PROBLEM TO SOLVE
Could you write out the records below exactly as they appear?

+++ GIVEN ENTRIES +++

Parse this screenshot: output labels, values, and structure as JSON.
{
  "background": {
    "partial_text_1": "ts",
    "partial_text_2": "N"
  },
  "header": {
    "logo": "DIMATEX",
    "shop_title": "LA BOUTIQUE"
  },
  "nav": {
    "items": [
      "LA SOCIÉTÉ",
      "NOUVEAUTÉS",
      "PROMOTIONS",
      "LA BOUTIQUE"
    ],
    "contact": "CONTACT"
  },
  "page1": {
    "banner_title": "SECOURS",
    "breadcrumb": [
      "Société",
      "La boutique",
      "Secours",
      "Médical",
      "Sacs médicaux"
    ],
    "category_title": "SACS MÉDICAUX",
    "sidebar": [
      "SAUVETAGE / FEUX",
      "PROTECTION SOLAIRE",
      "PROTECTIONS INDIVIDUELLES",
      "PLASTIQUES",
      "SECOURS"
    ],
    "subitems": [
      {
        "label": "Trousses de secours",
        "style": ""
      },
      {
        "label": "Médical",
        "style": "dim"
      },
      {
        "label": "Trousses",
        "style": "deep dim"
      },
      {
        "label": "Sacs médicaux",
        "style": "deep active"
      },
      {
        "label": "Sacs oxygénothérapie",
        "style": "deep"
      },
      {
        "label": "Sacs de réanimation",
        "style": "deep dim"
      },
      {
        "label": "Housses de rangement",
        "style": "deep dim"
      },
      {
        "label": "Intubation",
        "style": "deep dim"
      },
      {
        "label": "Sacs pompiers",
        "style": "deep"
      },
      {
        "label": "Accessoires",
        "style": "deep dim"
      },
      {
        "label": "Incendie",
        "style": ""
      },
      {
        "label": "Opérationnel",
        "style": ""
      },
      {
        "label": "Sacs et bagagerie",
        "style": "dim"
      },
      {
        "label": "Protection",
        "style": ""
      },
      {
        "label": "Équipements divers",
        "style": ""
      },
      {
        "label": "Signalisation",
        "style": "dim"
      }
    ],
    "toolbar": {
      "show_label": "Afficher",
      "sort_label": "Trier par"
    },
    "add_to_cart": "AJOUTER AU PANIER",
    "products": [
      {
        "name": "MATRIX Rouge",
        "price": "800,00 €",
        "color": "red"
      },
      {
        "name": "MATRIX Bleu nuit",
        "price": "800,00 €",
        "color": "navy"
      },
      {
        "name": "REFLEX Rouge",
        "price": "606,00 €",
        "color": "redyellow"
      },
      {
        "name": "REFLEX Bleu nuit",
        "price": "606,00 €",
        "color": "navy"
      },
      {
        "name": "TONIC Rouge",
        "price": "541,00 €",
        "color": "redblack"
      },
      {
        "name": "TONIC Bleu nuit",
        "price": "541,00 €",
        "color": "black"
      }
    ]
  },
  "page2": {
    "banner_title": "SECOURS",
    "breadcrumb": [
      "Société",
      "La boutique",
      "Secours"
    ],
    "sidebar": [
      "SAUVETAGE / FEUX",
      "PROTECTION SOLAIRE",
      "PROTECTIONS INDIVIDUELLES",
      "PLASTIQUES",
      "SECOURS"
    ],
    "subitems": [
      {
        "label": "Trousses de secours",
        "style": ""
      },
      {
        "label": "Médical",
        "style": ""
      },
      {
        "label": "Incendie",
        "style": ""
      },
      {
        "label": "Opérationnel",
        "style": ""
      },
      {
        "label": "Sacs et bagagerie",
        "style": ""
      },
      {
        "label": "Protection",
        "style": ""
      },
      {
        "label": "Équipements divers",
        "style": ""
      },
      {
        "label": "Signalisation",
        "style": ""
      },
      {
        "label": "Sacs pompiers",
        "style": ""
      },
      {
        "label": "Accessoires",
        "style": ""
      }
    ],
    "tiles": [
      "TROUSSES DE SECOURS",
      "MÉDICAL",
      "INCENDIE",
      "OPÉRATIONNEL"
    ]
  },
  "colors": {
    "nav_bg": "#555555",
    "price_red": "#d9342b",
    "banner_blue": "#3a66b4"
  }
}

+++

FINAL RESULT
Parse this screenshot: output labels, values, and structure as JSON.
{
  "background": {
    "partial_text_1": "ts",
    "partial_text_2": "N"
  },
  "header": {
    "logo": "DIMATEX",
    "shop_title": "LA BOUTIQUE"
  },
  "nav": {
    "items": [
      "LA SOCIÉTÉ",
      "NOUVEAUTÉS",
      "PROMOTIONS",
      "LA BOUTIQUE"
    ],
    "contact": "CONTACT"
  },
  "page1": {
    "banner_title": "SECOURS",
    "breadcrumb": [
      "Société",
      "La boutique",
      "Secours",
      "Médical",
      "Sacs médicaux"
    ],
    "category_title": "SACS MÉDICAUX",
    "sidebar": [
      "SAUVETAGE / FEUX",
      "PROTECTION SOLAIRE",
      "PROTECTIONS INDIVIDUELLES",
      "PLASTIQUES",
      "SECOURS"
    ],
    "subitems": [
      {
        "label": "Trousses de secours",
        "style": ""
      },
      {
        "label": "Médical",
        "style": "dim"
      },
      {
        "label": "Trousses",
        "style": "deep dim"
      },
      {
        "label": "Sacs médicaux",
        "style": "deep active"
      },
      {
        "label": "Sacs oxygénothérapie",
        "style": "deep"
      },
      {
        "label": "Sacs de réanimation",
        "style": "deep dim"
      },
      {
        "label": "Housses de rangement",
        "style": "deep dim"
      },
      {
        "label": "Intubation",
        "style": "deep dim"
      },
      {
        "label": "Sacs pompiers",
        "style": "deep"
      },
      {
        "label": "Accessoires",
        "style": "deep dim"
      },
      {
        "label": "Incendie",
        "style": ""
      },
      {
        "label": "Opérationnel",
        "style": ""
      },
      {
        "label": "Sacs et bagagerie",
        "style": "dim"
      },
      {
        "label": "Protection",
        "style": ""
      },
      {
        "label": "Équipements divers",
        "style": ""
      },
      {
        "label": "Signalisation",
        "style": "dim"
      }
    ],
    "toolbar": {
      "show_label": "Afficher",
      "sort_label": "Trier par"
    },
    "add_to_cart": "AJOUTER AU PANIER",
    "products": [
      {
        "name": "MATRIX Rouge",
        "price": "800,00 €",
        "color": "red"
      },
      {
        "name": "MATRIX Bleu nuit",
        "price": "800,00 €",
        "color": "navy"
      },
      {
        "name": "REFLEX Rouge",
        "price": "606,00 €",
        "color": "redyellow"
      },
      {
        "name": "REFLEX Bleu nuit",
        "price": "606,00 €",
        "color": "navy"
      },
      {
        "name": "TONIC Rouge",
        "price": "541,00 €",
        "color": "redblack"
      },
      {
        "name": "TONIC Bleu nuit",
        "price": "541,00 €",
        "color": "black"
      }
    ]
  },
  "page2": {
    "banner_title": "SECOURS",
    "breadcrumb": [
      "Société",
      "La boutique",
      "Secours"
    ],
    "sidebar": [
      "SAUVETAGE / FEUX",
      "PROTECTION SOLAIRE",
      "PROTECTIONS INDIVIDUELLES",
      "PLASTIQUES",
      "SECOURS"
    ],
    "subitems": [
      {
        "label": "Trousses de secours",
        "style": ""
      },
      {
        "label": "Médical",
        "style": ""
      },
      {
        "label": "Incendie",
        "style": ""
      },
      {
        "label": "Opérationnel",
        "style": ""
      },
      {
        "label": "Sacs et bagagerie",
        "style": ""
      },
      {
        "label": "Protection",
        "style": ""
      },
      {
        "label": "Équipements divers",
        "style": ""
      },
      {
        "label": "Signalisation",
        "style": ""
      },
      {
        "label": "Sacs pompiers",
        "style": ""
      },
      {
        "label": "Accessoires",
        "style": ""
      }
    ],
    "tiles": [
      "TROUSSES DE SECOURS",
      "MÉDICAL",
      "INCENDIE",
      "OPÉRATIONNEL"
    ]
  },
  "colors": {
    "nav_bg": "#555555",
    "price_red": "#d9342b",
    "banner_blue": "#3a66b4"
  }
}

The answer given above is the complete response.